• WRITTEN REQUEST:
Count the lines containing "Temperature" in the entries underneath, and state that count without anything else.
______
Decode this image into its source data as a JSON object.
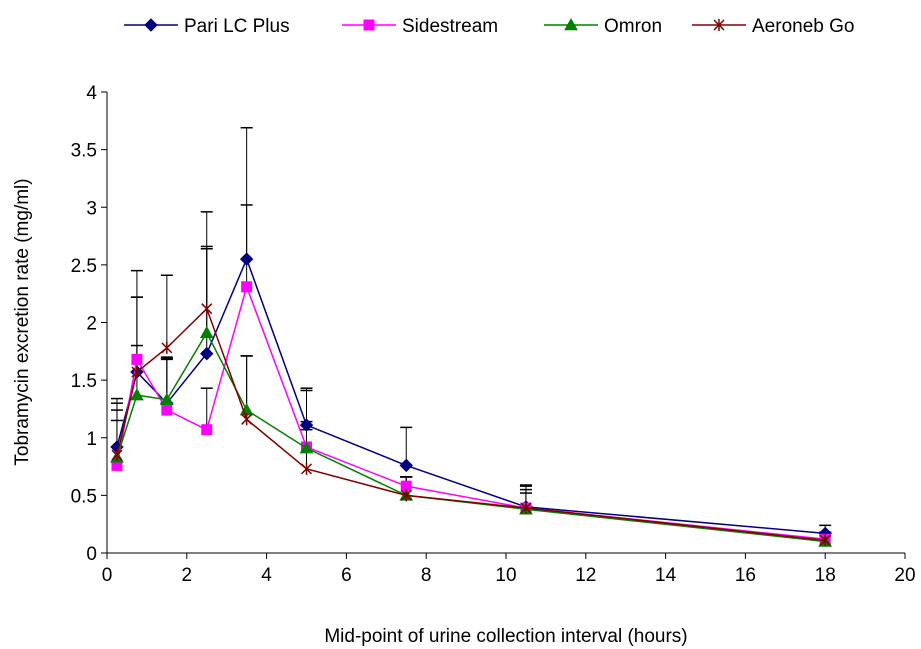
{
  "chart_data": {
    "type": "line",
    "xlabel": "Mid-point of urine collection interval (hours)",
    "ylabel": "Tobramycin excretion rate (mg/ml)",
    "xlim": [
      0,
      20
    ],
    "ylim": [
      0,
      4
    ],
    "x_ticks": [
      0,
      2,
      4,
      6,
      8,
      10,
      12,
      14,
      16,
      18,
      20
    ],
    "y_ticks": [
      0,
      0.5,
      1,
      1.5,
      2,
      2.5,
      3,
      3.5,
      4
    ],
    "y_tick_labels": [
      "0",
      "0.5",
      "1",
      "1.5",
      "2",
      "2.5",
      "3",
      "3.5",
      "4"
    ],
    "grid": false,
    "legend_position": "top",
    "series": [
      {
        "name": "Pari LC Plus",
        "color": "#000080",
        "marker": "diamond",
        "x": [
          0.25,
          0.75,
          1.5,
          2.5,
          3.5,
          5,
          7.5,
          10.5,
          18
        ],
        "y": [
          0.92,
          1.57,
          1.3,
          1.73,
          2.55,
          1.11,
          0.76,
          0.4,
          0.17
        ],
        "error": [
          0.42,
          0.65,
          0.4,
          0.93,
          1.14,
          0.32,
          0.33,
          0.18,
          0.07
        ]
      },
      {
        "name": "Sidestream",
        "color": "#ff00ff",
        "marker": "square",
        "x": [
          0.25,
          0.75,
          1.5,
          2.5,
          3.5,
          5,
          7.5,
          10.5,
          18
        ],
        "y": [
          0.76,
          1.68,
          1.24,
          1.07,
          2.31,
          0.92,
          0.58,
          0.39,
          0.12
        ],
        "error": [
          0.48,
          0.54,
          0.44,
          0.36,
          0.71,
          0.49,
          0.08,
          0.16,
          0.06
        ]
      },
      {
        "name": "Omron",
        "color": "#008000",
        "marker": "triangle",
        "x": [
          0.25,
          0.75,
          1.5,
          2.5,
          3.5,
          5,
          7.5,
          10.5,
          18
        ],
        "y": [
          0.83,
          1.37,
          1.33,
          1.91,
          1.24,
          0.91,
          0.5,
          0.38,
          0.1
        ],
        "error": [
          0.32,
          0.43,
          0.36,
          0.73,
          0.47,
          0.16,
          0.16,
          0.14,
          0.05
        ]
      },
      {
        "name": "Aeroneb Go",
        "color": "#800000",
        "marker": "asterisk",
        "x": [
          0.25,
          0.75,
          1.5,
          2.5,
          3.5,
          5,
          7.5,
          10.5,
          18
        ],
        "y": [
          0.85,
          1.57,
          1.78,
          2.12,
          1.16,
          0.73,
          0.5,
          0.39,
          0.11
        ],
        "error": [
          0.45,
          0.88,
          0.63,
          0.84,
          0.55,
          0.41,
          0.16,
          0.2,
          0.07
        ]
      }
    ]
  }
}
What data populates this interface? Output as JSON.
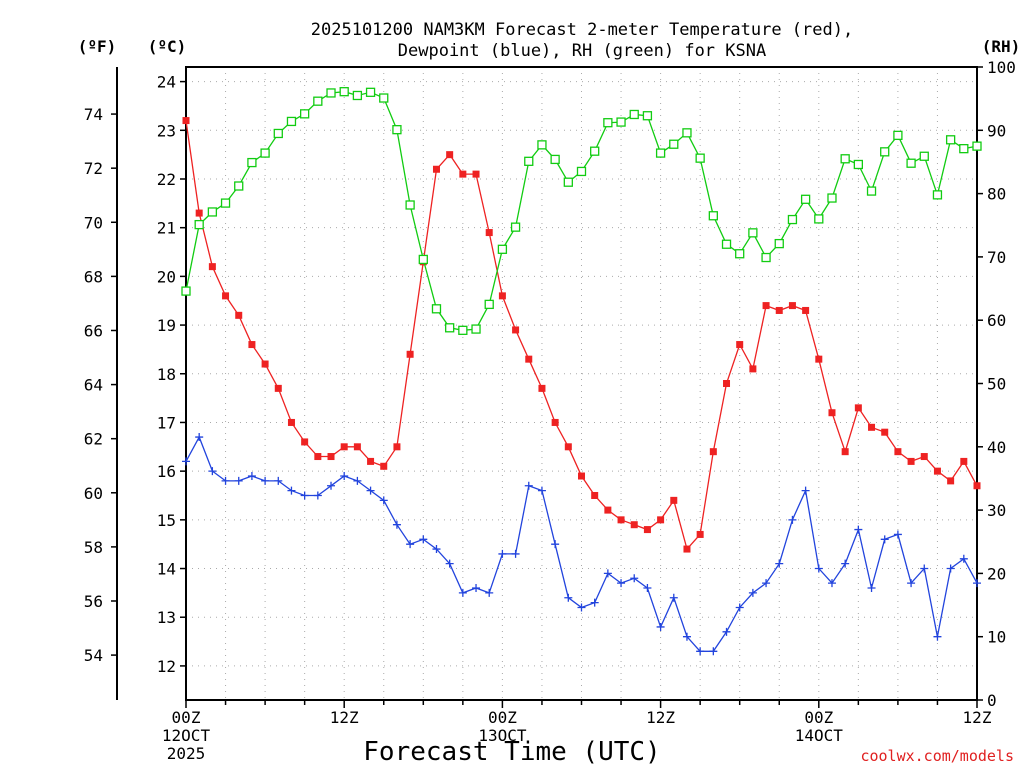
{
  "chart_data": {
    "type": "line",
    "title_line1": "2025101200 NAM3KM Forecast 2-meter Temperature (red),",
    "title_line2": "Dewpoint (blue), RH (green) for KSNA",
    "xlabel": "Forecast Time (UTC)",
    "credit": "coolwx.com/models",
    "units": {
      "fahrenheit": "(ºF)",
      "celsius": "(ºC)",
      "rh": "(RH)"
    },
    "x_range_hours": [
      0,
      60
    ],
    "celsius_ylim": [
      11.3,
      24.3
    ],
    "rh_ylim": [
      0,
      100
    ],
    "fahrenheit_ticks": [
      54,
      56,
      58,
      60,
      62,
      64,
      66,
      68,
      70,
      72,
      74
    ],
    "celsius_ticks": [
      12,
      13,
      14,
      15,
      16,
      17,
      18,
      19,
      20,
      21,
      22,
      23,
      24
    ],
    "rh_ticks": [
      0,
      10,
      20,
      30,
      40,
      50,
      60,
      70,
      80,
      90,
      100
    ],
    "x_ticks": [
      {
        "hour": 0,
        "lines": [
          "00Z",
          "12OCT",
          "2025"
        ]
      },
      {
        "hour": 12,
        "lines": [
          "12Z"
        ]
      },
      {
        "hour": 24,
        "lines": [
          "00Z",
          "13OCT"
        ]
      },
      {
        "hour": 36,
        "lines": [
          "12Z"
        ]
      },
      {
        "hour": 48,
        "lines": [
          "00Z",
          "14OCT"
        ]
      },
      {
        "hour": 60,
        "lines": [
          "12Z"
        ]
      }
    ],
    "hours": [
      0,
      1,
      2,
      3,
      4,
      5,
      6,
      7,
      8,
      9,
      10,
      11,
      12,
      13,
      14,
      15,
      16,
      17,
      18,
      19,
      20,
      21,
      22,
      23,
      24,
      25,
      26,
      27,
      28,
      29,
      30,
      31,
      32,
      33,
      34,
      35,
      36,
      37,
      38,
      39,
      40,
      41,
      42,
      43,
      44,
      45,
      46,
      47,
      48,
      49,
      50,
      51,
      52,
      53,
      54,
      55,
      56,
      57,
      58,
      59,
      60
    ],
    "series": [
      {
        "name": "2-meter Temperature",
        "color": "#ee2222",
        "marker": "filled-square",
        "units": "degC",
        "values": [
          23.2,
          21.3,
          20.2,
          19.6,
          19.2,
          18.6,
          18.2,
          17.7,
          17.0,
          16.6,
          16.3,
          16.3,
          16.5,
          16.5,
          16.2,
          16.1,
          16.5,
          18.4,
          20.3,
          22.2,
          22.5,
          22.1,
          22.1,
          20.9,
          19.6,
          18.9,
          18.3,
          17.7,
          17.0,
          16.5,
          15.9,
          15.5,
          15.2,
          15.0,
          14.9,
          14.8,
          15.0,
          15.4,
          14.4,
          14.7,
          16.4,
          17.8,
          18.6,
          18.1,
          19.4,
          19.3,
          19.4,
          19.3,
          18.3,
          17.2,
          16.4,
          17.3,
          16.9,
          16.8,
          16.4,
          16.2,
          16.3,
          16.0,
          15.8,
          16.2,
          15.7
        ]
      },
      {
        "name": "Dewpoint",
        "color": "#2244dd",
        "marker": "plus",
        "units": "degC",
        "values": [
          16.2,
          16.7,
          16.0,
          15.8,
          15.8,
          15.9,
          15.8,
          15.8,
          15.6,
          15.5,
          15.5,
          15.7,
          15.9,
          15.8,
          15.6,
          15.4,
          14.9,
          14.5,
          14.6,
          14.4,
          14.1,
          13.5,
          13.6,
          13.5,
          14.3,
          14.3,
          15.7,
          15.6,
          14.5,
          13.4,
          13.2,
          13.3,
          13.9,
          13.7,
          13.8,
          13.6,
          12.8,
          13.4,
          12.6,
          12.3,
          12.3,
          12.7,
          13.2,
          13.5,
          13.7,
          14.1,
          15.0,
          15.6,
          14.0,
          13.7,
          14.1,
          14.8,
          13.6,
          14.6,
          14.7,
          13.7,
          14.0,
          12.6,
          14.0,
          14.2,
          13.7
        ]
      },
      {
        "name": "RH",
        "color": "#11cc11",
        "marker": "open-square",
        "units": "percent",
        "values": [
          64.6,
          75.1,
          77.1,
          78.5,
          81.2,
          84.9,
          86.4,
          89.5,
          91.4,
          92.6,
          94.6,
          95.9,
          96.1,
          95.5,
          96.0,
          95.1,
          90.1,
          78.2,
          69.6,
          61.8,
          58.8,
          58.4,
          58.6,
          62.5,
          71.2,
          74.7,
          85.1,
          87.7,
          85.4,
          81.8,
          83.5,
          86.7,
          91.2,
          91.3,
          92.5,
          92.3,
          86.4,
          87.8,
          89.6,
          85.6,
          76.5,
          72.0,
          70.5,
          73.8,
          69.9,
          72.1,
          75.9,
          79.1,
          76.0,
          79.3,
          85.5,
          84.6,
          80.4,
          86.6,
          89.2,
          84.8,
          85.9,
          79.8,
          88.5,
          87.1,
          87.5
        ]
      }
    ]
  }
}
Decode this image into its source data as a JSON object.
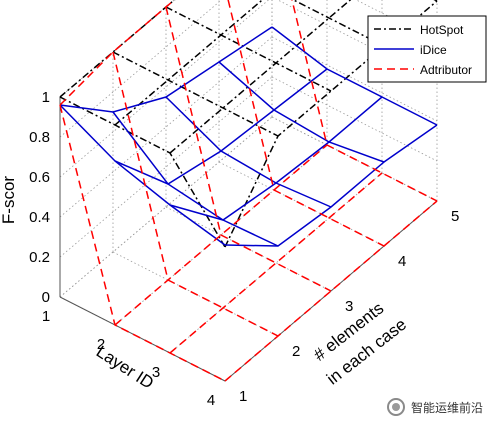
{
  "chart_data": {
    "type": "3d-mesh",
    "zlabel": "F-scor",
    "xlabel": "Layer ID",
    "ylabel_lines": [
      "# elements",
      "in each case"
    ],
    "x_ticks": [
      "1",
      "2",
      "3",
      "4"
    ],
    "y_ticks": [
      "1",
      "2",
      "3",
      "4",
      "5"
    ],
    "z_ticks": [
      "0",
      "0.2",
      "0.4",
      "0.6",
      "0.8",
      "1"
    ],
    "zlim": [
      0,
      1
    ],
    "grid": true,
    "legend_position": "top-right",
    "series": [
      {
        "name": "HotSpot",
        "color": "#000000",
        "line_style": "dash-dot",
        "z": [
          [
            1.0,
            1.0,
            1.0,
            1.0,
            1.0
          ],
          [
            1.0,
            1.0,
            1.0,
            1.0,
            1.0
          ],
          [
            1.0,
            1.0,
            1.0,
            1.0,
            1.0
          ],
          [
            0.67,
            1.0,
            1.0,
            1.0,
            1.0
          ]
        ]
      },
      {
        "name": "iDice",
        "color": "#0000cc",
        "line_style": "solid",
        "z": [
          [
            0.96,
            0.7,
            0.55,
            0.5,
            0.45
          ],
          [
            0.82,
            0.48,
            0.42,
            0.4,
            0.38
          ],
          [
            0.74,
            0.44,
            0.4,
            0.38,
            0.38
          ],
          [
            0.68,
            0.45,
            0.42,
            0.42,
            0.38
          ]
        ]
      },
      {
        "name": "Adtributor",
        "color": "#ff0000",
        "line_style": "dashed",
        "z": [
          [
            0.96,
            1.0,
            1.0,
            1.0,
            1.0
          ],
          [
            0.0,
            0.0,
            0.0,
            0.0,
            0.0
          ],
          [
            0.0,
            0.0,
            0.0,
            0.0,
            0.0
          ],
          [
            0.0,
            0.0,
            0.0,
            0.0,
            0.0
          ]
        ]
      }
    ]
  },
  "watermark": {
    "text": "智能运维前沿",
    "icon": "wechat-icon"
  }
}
______
• FINAL RESULT:
2